THE TASK -
The line containing "Extract all readable text from this page." marks the start of the required copy, which runs to the final line of the entries; return those lines exactly, without any pictures.

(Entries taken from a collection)
>> Start

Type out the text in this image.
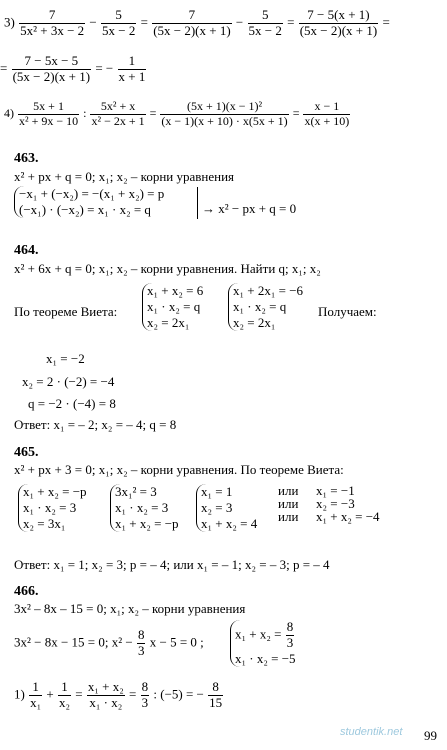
$3) \frac{7}{\text{5x² + 3x − 2}} - \frac{5}{5x - 2} = \frac{7}{(5x - 2)(x + 1)} - \frac{5}{5x - 2} = \frac{7 - 5(x + 1)}{(5x - 2)(x + 1)}$ =
= $\frac{7 - 5x - 5}{(5x - 2)(x + 1)}$ = − $\frac{1}{x + 1}$
$4) \frac{5x + 1}{\text{x² + 9x − 10}}$ : $\frac{\text{5x² + x}}{\text{x² − 2x + 1}} = \frac{\text{(5x + 1)(x − 1)²}}{(x - 1)(x + 10) \cdot x(5x + 1)} = \frac{x - 1}{x(x + 10)}$
463.
x² + px + q = 0; x₁; x₂ – корни уравнения
−x₁ + (−x₂) = −(x₁ + x₂) = p
(−x₁) · (−x₂) = x₁ · x₂ = q	→ x² − px + q = 0
464.
x² + 6x + q = 0; x₁; x₂ – корни уравнения. Найти q; x₁; x₂
По теореме Виета:
x₁ + x₂ = 6
x₁ · x₂ = q
x₂ = 2x₁
x₁ + 2x₁ = −6
x₁ · x₂ = q
x₂ = 2x₁
Получаем:
x₁ = −2
x₂ = 2 · (−2) = −4
q = −2 · (−4) = 8
Ответ: x₁ = – 2; x₂ = – 4; q = 8
465.
x² + px + 3 = 0; x₁; x₂ – корни уравнения. По теореме Виета:
x₁ + x₂ = −p
x₁ · x₂ = 3
x₂ = 3x₁
3x₁² = 3
x₁ · x₂ = 3
x₁ + x₂ = −p
x₁ = 1
x₂ = 3
x₁ + x₂ = 4
или
или
или
x₁ = −1
x₂ = −3
x₁ + x₂ = −4
Ответ: x₁ = 1; x₂ = 3; p = – 4; или x₁ = – 1; x₂ = – 3; p = – 4
466.
3x² – 8x – 15 = 0; x₁; x₂ – корни уравнения
3x² − 8x − 15 = 0; $x^2 - \frac{8}{3}$ x − 5 = 0 ;
$x_1 + x_2 = \frac{8}{3}$
x₁ · x₂ = −5
$1) \frac{1}{\text{x₁}} + \frac{1}{\text{x₂}} = \frac{\text{x₁ + x₂}}{\text{x₁ · x₂}} = \frac{8}{3}$ : (−5) = − $\frac{8}{15}$
studentik.net 99
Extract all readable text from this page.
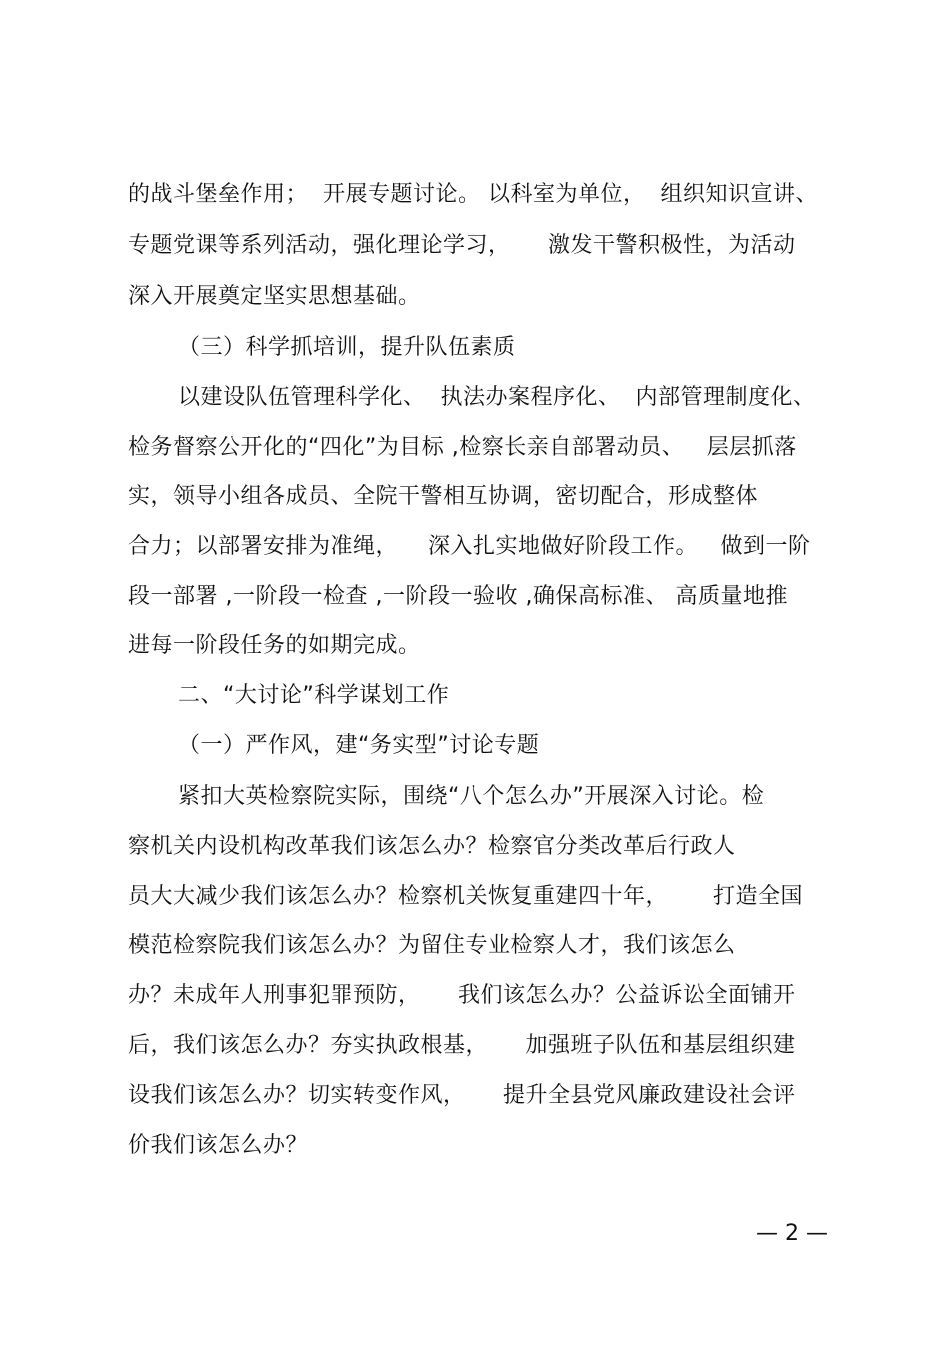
的战斗堡垒作用；  开展专题讨论。 以科室为单位，  组织知识宣讲、
专题党课等系列活动，强化理论学习，     激发干警积极性，为活动
深入开展奠定坚实思想基础。
（三）科学抓培训，提升队伍素质
以建设队伍管理科学化、  执法办案程序化、  内部管理制度化、
检务督察公开化的“四化”为目标 ,检察长亲自部署动员、   层层抓落
实，领导小组各成员、全院干警相互协调，密切配合，形成整体
合力；以部署安排为准绳，    深入扎实地做好阶段工作。   做到一阶
段一部署 ,一阶段一检查 ,一阶段一验收 ,确保高标准、 高质量地推
进每一阶段任务的如期完成。
二、“大讨论”科学谋划工作
（一）严作风，建“务实型”讨论专题
紧扣大英检察院实际，围绕“八个怎么办”开展深入讨论。检
察机关内设机构改革我们该怎么办？检察官分类改革后行政人
员大大减少我们该怎么办？检察机关恢复重建四十年，      打造全国
模范检察院我们该怎么办？为留住专业检察人才，我们该怎么
办？未成年人刑事犯罪预防，     我们该怎么办？公益诉讼全面铺开
后，我们该怎么办？夯实执政根基，     加强班子队伍和基层组织建
设我们该怎么办？切实转变作风，     提升全县党风廉政建设社会评
价我们该怎么办？
— 2 —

>> End

REPLY -
Extract all readable text from this page.
的战斗堡垒作用；  开展专题讨论。 以科室为单位，  组织知识宣讲、
专题党课等系列活动，强化理论学习，     激发干警积极性，为活动
深入开展奠定坚实思想基础。
（三）科学抓培训，提升队伍素质
以建设队伍管理科学化、  执法办案程序化、  内部管理制度化、
检务督察公开化的“四化”为目标 ,检察长亲自部署动员、   层层抓落
实，领导小组各成员、全院干警相互协调，密切配合，形成整体
合力；以部署安排为准绳，    深入扎实地做好阶段工作。   做到一阶
段一部署 ,一阶段一检查 ,一阶段一验收 ,确保高标准、 高质量地推
进每一阶段任务的如期完成。
二、“大讨论”科学谋划工作
（一）严作风，建“务实型”讨论专题
紧扣大英检察院实际，围绕“八个怎么办”开展深入讨论。检
察机关内设机构改革我们该怎么办？检察官分类改革后行政人
员大大减少我们该怎么办？检察机关恢复重建四十年，      打造全国
模范检察院我们该怎么办？为留住专业检察人才，我们该怎么
办？未成年人刑事犯罪预防，     我们该怎么办？公益诉讼全面铺开
后，我们该怎么办？夯实执政根基，     加强班子队伍和基层组织建
设我们该怎么办？切实转变作风，     提升全县党风廉政建设社会评
价我们该怎么办？
— 2 —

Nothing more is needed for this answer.